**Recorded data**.
= = = = = = =

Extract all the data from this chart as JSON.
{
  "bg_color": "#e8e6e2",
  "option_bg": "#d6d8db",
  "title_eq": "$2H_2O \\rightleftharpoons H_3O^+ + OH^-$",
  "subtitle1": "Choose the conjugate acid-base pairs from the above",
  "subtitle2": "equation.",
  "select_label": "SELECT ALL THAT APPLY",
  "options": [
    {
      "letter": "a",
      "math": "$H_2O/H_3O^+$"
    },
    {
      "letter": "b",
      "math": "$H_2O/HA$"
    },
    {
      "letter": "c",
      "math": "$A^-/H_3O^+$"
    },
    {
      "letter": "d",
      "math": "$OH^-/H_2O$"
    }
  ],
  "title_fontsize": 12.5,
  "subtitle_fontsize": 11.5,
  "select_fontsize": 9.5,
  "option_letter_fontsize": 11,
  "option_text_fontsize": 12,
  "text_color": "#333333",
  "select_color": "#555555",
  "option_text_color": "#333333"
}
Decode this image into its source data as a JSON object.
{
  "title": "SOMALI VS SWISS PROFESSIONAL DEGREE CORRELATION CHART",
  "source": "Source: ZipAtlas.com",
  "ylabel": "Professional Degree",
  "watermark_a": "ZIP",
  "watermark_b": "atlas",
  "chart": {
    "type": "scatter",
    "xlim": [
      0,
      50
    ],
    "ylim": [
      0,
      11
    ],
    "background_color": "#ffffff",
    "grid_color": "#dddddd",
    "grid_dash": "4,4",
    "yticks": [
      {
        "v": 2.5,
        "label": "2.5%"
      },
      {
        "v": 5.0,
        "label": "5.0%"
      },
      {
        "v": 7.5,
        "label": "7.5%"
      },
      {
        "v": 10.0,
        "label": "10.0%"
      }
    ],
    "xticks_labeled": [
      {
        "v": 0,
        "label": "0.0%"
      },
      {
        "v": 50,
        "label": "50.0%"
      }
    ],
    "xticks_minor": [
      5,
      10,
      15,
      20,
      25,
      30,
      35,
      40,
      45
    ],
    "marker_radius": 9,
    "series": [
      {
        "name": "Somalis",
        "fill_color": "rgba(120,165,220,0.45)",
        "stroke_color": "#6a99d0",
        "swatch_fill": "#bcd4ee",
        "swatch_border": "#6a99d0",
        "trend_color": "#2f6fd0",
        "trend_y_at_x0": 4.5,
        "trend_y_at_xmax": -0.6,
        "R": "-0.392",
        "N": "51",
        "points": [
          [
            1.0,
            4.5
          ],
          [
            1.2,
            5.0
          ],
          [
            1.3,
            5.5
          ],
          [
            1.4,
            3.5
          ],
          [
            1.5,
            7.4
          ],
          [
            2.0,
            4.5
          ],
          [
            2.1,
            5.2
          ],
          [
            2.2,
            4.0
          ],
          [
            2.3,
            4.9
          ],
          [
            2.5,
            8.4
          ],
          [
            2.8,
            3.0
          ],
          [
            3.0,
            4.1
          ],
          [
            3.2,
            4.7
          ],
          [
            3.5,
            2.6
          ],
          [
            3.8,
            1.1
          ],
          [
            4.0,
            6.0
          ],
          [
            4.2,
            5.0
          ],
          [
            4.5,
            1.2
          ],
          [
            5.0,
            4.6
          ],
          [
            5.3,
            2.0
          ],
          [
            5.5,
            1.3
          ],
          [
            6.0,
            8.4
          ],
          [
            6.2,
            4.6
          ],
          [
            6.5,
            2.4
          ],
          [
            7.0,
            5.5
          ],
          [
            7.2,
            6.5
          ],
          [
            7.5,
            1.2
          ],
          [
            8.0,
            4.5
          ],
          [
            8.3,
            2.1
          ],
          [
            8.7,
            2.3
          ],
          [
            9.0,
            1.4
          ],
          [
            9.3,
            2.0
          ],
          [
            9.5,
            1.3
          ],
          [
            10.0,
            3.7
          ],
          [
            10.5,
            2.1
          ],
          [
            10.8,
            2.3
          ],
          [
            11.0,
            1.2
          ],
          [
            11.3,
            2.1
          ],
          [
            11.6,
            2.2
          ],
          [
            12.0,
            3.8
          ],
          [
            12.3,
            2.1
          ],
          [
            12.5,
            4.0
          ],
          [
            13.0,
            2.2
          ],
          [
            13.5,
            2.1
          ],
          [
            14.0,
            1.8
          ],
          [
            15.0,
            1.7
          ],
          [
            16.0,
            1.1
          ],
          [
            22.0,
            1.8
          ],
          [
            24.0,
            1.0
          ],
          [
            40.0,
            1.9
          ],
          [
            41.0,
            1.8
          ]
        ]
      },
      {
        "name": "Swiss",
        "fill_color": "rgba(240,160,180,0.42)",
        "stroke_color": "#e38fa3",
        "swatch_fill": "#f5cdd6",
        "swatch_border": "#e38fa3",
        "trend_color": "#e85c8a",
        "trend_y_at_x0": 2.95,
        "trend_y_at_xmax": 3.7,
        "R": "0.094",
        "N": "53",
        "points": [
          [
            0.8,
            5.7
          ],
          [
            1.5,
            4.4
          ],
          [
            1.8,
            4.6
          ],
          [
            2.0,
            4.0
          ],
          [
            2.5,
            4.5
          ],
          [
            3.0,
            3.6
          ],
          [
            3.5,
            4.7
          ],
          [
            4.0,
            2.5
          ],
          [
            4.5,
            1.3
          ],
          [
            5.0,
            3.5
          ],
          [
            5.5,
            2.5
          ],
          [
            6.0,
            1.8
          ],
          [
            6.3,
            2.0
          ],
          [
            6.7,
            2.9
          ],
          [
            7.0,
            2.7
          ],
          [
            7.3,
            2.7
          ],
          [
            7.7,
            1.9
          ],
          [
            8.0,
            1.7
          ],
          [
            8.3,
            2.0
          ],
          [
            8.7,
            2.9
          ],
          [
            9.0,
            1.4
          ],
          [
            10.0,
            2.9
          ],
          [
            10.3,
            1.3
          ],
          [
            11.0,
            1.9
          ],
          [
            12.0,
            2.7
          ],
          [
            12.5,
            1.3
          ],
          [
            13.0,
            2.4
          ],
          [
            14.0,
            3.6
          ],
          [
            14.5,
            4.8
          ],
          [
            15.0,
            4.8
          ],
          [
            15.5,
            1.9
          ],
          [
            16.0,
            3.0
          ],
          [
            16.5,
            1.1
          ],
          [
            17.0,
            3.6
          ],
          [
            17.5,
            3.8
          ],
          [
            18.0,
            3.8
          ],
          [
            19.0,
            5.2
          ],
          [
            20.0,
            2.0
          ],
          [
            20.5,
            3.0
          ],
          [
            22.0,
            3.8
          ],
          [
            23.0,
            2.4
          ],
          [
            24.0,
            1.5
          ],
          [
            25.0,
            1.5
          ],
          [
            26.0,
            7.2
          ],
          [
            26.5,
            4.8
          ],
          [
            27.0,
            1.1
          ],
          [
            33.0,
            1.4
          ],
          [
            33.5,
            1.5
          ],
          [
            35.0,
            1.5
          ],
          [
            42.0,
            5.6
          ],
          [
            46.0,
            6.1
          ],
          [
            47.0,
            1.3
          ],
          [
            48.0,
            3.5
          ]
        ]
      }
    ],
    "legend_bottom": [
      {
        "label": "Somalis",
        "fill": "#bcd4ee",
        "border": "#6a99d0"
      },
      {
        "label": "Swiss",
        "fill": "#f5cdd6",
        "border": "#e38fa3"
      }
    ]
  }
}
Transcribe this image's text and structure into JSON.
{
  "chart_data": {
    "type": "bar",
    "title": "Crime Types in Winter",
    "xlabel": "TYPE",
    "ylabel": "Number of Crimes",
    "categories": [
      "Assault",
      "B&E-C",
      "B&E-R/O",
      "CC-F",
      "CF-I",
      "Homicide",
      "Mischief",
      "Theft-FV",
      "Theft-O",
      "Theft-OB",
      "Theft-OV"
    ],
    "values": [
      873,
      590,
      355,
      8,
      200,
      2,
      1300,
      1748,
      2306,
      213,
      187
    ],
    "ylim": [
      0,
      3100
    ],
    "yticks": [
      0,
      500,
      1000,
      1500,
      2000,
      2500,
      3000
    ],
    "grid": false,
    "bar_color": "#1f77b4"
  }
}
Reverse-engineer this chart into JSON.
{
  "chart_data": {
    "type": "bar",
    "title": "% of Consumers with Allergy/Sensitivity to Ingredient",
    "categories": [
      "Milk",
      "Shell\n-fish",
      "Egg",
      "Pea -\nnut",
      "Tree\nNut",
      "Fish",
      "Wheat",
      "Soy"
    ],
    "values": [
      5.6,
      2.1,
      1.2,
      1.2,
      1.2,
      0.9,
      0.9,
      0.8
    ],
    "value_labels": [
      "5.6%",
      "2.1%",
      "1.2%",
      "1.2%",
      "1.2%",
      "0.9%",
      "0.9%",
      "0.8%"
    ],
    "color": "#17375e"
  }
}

= = = = = = =

**THE EXERCISE**.
Transcribe exactly, and only, the lines from the one bearing "Reverse-engineer this chart into JSON." through the last line of the entries, counting both.

**EXPECTED OUTPUT**.
Reverse-engineer this chart into JSON.
{
  "chart_data": {
    "type": "bar",
    "title": "% of Consumers with Allergy/Sensitivity to Ingredient",
    "categories": [
      "Milk",
      "Shell\n-fish",
      "Egg",
      "Pea -\nnut",
      "Tree\nNut",
      "Fish",
      "Wheat",
      "Soy"
    ],
    "values": [
      5.6,
      2.1,
      1.2,
      1.2,
      1.2,
      0.9,
      0.9,
      0.8
    ],
    "value_labels": [
      "5.6%",
      "2.1%",
      "1.2%",
      "1.2%",
      "1.2%",
      "0.9%",
      "0.9%",
      "0.8%"
    ],
    "color": "#17375e"
  }
}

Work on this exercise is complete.